* Problem details: Return every record below exactly as written, omitting any pictures.

* Records for the exercise:

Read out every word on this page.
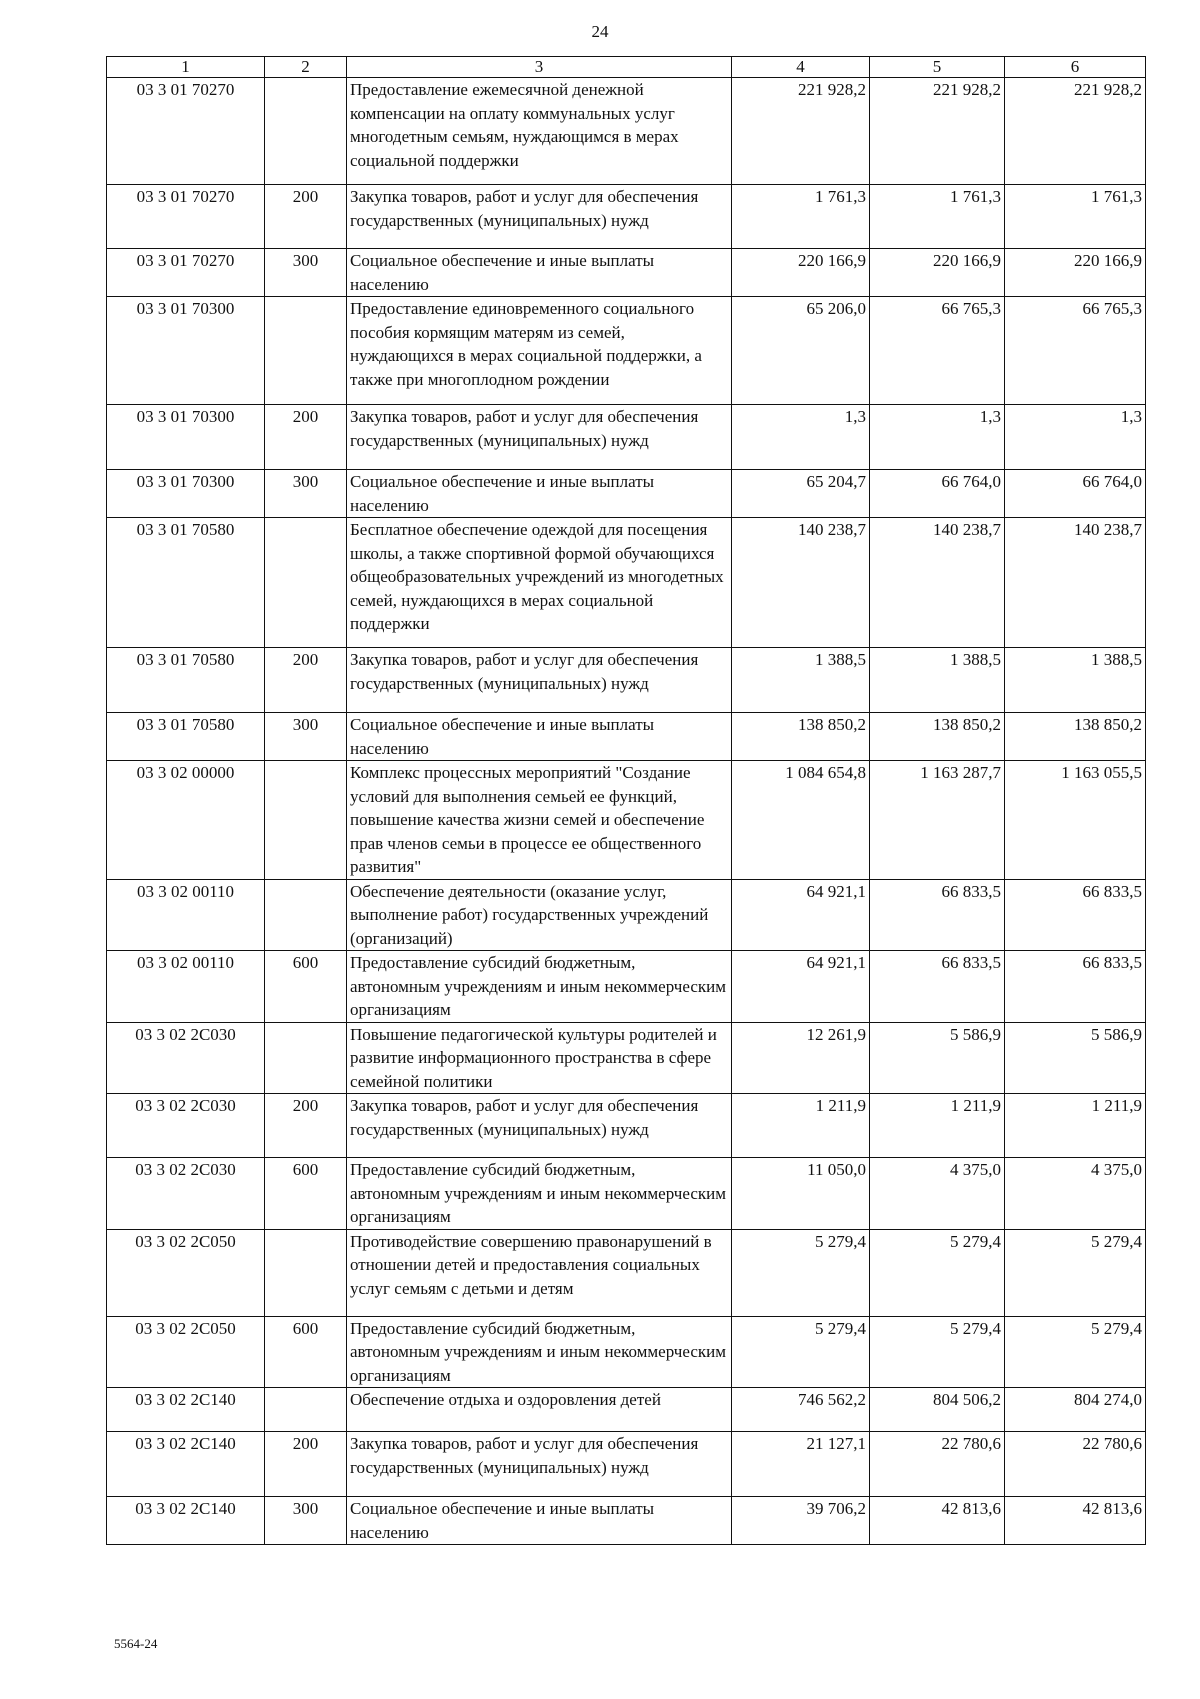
24
1	2	3	4	5	6
03 3 01 70270		Предоставление ежемесячной денежной компенсации на оплату коммунальных услуг многодетным семьям, нуждающимся в мерах социальной поддержки	221 928,2	221 928,2	221 928,2
03 3 01 70270	200	Закупка товаров, работ и услуг для обеспечения государственных (муниципальных) нужд	1 761,3	1 761,3	1 761,3
03 3 01 70270	300	Социальное обеспечение и иные выплаты населению	220 166,9	220 166,9	220 166,9
03 3 01 70300		Предоставление единовременного социального пособия кормящим матерям из семей, нуждающихся в мерах социальной поддержки, а также при многоплодном рождении	65 206,0	66 765,3	66 765,3
03 3 01 70300	200	Закупка товаров, работ и услуг для обеспечения государственных (муниципальных) нужд	1,3	1,3	1,3
03 3 01 70300	300	Социальное обеспечение и иные выплаты населению	65 204,7	66 764,0	66 764,0
03 3 01 70580		Бесплатное обеспечение одеждой для посещения школы, а также спортивной формой обучающихся общеобразовательных учреждений из многодетных семей, нуждающихся в мерах социальной поддержки	140 238,7	140 238,7	140 238,7
03 3 01 70580	200	Закупка товаров, работ и услуг для обеспечения государственных (муниципальных) нужд	1 388,5	1 388,5	1 388,5
03 3 01 70580	300	Социальное обеспечение и иные выплаты населению	138 850,2	138 850,2	138 850,2
03 3 02 00000		Комплекс процессных мероприятий "Создание условий для выполнения семьей ее функций, повышение качества жизни семей и обеспечение прав членов семьи в процессе ее общественного развития"	1 084 654,8	1 163 287,7	1 163 055,5
03 3 02 00110		Обеспечение деятельности (оказание услуг, выполнение работ) государственных учреждений (организаций)	64 921,1	66 833,5	66 833,5
03 3 02 00110	600	Предоставление субсидий бюджетным, автономным учреждениям и иным некоммерческим организациям	64 921,1	66 833,5	66 833,5
03 3 02 2С030		Повышение педагогической культуры родителей и развитие информационного пространства в сфере семейной политики	12 261,9	5 586,9	5 586,9
03 3 02 2С030	200	Закупка товаров, работ и услуг для обеспечения государственных (муниципальных) нужд	1 211,9	1 211,9	1 211,9
03 3 02 2С030	600	Предоставление субсидий бюджетным, автономным учреждениям и иным некоммерческим организациям	11 050,0	4 375,0	4 375,0
03 3 02 2С050		Противодействие совершению правонарушений в отношении детей и предоставления социальных услуг семьям с детьми и детям	5 279,4	5 279,4	5 279,4
03 3 02 2С050	600	Предоставление субсидий бюджетным, автономным учреждениям и иным некоммерческим организациям	5 279,4	5 279,4	5 279,4
03 3 02 2С140		Обеспечение отдыха и оздоровления детей	746 562,2	804 506,2	804 274,0
03 3 02 2С140	200	Закупка товаров, работ и услуг для обеспечения государственных (муниципальных) нужд	21 127,1	22 780,6	22 780,6
03 3 02 2С140	300	Социальное обеспечение и иные выплаты населению	39 706,2	42 813,6	42 813,6
5564-24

* The reply:
Read out every word on this page.
24
1	2	3	4	5	6
03 3 01 70270		Предоставление ежемесячной денежной компенсации на оплату коммунальных услуг многодетным семьям, нуждающимся в мерах социальной поддержки	221 928,2	221 928,2	221 928,2
03 3 01 70270	200	Закупка товаров, работ и услуг для обеспечения государственных (муниципальных) нужд	1 761,3	1 761,3	1 761,3
03 3 01 70270	300	Социальное обеспечение и иные выплаты населению	220 166,9	220 166,9	220 166,9
03 3 01 70300		Предоставление единовременного социального пособия кормящим матерям из семей, нуждающихся в мерах социальной поддержки, а также при многоплодном рождении	65 206,0	66 765,3	66 765,3
03 3 01 70300	200	Закупка товаров, работ и услуг для обеспечения государственных (муниципальных) нужд	1,3	1,3	1,3
03 3 01 70300	300	Социальное обеспечение и иные выплаты населению	65 204,7	66 764,0	66 764,0
03 3 01 70580		Бесплатное обеспечение одеждой для посещения школы, а также спортивной формой обучающихся общеобразовательных учреждений из многодетных семей, нуждающихся в мерах социальной поддержки	140 238,7	140 238,7	140 238,7
03 3 01 70580	200	Закупка товаров, работ и услуг для обеспечения государственных (муниципальных) нужд	1 388,5	1 388,5	1 388,5
03 3 01 70580	300	Социальное обеспечение и иные выплаты населению	138 850,2	138 850,2	138 850,2
03 3 02 00000		Комплекс процессных мероприятий "Создание условий для выполнения семьей ее функций, повышение качества жизни семей и обеспечение прав членов семьи в процессе ее общественного развития"	1 084 654,8	1 163 287,7	1 163 055,5
03 3 02 00110		Обеспечение деятельности (оказание услуг, выполнение работ) государственных учреждений (организаций)	64 921,1	66 833,5	66 833,5
03 3 02 00110	600	Предоставление субсидий бюджетным, автономным учреждениям и иным некоммерческим организациям	64 921,1	66 833,5	66 833,5
03 3 02 2С030		Повышение педагогической культуры родителей и развитие информационного пространства в сфере семейной политики	12 261,9	5 586,9	5 586,9
03 3 02 2С030	200	Закупка товаров, работ и услуг для обеспечения государственных (муниципальных) нужд	1 211,9	1 211,9	1 211,9
03 3 02 2С030	600	Предоставление субсидий бюджетным, автономным учреждениям и иным некоммерческим организациям	11 050,0	4 375,0	4 375,0
03 3 02 2С050		Противодействие совершению правонарушений в отношении детей и предоставления социальных услуг семьям с детьми и детям	5 279,4	5 279,4	5 279,4
03 3 02 2С050	600	Предоставление субсидий бюджетным, автономным учреждениям и иным некоммерческим организациям	5 279,4	5 279,4	5 279,4
03 3 02 2С140		Обеспечение отдыха и оздоровления детей	746 562,2	804 506,2	804 274,0
03 3 02 2С140	200	Закупка товаров, работ и услуг для обеспечения государственных (муниципальных) нужд	21 127,1	22 780,6	22 780,6
03 3 02 2С140	300	Социальное обеспечение и иные выплаты населению	39 706,2	42 813,6	42 813,6
5564-24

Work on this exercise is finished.